— Reading text —

* * *

Need for instantiatesUri in addition to instantiatesCanonical?

Several resources such as CarePlan, MedicationRequest, Communication, etc contain both an instantiatesCanonical reference element and an instantiatesUri uri element. Could anyone clarify why the instantiatesUri element is needed? In general all of the reference targets also include a uri element to link to the external canonical source.

instantiatesCanonical will point to the “url” element of a formal resource - and you should expect to be able to resolve it to a FHIR resource instance. instantiesUri should still point to a protocol or questionnaire, but it’s not expected to be represented as a FHIR resource. It might be a PDF, a web page, a link to a Word document or something like that. If you don’t think that’s sufficiently clear in the spec, feel free to submit a change request.

Understood but that wasn’t quite what I was asking. If you have a CarePlan resource and want to link to an external plan definition you can either do so directly through the CarePlan.instantiatesUri element, or indirectly through a CarePlan.instantiatesCanonical reference to PlanDefinition with the PlanDefinition.url element set.

I guess my real question is what is the use case for CarePlan.instantiatesUri? When would you want to set that element as opposed to putting the URI on the target resource? Is it just to avoid the hassle of needing to create an instance of one of the canonical resource types if all you need is a URI, or is there some other reason?

If you’re pointing to a FHIR resource instance, always use instantiatesCanonical. If you’re pointing to a website or PDF sitting somewhere or some set of instructions from a medical journal, you use instantiatesUri. instantiatesUri is only for cases when the target isn’t expressed in FHIR and it’s not practical/feasible to have someone try to convert it and expose it as FHIR.

* * *

— Data records —
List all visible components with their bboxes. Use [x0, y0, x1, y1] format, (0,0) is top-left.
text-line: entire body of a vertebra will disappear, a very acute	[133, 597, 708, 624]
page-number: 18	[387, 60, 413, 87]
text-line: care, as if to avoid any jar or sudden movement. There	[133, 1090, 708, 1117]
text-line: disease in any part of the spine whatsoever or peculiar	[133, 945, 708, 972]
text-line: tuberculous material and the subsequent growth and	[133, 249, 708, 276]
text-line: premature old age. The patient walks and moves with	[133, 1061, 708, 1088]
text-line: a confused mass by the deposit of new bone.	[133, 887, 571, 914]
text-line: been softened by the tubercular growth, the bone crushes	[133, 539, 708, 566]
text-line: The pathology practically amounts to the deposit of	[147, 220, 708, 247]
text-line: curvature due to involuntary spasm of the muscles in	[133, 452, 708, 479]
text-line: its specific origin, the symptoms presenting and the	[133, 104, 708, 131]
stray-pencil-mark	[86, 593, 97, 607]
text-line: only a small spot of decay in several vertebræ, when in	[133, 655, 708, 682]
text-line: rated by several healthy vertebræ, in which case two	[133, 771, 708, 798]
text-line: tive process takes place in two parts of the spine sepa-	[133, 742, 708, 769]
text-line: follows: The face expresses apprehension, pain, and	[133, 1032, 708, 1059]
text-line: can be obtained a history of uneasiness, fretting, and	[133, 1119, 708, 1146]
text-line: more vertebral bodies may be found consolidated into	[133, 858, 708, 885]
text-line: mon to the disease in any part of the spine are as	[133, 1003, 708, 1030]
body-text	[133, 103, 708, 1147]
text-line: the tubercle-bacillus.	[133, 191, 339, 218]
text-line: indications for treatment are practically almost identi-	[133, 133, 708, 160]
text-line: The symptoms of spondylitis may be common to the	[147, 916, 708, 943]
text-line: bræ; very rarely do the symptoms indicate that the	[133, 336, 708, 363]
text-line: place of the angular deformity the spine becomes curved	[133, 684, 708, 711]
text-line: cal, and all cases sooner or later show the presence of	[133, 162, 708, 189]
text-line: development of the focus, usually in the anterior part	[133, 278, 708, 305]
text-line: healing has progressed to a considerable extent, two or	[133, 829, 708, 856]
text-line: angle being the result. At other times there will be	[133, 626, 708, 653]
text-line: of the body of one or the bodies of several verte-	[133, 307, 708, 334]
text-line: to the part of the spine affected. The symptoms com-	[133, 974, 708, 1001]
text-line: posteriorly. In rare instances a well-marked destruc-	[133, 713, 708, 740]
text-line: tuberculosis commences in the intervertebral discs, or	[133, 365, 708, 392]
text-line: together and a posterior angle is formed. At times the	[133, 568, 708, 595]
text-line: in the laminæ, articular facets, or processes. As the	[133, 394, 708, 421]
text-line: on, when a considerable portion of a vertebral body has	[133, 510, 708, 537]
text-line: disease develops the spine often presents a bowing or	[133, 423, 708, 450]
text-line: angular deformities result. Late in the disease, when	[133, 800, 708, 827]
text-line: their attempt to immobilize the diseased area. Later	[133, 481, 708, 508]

* * *

— Questions to answer —
**a.** Output the part of the FHIR discussion between "If you’re pointing to a FHIR" and "it as FHIR.", inclusive, copied exactly.
**b.** In the FHIR discussion, which element should always be used when pointing to a FHIR resource instance?

— Results in order —
**a.**
If you’re pointing to a FHIR resource instance, always use instantiatesCanonical. If you’re pointing to a website or PDF sitting somewhere or some set of instructions from a medical journal, you use instantiatesUri. instantiatesUri is only for cases when the target isn’t expressed in FHIR and it’s not practical/feasible to have someone try to convert it and expose it as FHIR.

**b.** instantiatesCanonical